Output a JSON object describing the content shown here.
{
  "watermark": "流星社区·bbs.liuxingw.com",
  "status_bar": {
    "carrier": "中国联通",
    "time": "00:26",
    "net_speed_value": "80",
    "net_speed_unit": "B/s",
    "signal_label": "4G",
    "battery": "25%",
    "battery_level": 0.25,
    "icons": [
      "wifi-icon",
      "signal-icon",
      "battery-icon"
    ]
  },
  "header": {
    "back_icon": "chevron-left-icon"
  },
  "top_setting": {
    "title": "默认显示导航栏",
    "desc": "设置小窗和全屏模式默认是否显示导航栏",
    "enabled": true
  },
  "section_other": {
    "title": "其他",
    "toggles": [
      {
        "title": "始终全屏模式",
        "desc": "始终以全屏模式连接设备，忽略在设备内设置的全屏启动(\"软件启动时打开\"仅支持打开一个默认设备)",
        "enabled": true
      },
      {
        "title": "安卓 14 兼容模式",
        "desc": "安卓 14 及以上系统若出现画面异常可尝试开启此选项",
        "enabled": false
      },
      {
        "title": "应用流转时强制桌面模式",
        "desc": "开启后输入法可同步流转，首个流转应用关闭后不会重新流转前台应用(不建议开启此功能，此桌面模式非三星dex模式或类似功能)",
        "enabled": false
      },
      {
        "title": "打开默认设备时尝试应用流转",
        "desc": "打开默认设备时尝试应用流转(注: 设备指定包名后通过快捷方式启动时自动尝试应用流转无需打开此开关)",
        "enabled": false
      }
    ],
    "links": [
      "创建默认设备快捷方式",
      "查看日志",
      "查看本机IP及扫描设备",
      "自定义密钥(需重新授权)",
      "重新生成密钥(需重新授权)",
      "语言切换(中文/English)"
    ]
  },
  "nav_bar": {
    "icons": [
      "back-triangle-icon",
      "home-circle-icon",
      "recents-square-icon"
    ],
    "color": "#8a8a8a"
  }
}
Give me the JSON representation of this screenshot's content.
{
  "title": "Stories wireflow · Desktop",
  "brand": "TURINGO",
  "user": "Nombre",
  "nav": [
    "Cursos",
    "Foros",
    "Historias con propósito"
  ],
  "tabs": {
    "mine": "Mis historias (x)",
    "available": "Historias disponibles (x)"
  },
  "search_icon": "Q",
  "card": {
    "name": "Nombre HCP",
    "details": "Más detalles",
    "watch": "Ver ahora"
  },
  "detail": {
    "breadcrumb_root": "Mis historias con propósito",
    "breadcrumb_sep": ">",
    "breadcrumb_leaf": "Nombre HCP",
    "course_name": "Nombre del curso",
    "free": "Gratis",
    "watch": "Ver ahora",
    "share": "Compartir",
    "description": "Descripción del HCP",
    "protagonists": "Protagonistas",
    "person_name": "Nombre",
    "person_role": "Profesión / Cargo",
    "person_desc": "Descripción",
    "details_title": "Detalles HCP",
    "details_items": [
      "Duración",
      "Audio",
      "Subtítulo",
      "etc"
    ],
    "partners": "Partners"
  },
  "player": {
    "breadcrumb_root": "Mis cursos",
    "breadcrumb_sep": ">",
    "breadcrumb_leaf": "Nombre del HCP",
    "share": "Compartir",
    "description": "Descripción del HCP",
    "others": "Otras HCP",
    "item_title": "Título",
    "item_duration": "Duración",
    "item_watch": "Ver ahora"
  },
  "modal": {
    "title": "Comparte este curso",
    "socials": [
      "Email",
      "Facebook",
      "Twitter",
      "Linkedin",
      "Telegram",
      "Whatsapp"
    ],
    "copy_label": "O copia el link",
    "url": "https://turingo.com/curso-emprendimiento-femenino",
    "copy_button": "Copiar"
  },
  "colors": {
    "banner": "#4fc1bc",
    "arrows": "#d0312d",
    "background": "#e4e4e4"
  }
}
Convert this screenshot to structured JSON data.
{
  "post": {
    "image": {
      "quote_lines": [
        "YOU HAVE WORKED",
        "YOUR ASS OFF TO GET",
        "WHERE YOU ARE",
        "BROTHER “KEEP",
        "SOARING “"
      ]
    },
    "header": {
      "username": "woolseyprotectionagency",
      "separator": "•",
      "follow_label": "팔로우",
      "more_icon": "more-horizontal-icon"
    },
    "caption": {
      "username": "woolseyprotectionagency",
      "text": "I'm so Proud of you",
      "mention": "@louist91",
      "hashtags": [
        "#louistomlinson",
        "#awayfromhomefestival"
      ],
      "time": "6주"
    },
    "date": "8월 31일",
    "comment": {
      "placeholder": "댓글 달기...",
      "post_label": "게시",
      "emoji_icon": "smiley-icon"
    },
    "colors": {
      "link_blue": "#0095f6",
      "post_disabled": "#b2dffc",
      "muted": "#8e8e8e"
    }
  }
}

# [GOAL]
Show every line that contains the word "JSON".

# [THE ANSWER]
Output a JSON object describing the content shown here.
Give me the JSON representation of this screenshot's content.
Convert this screenshot to structured JSON data.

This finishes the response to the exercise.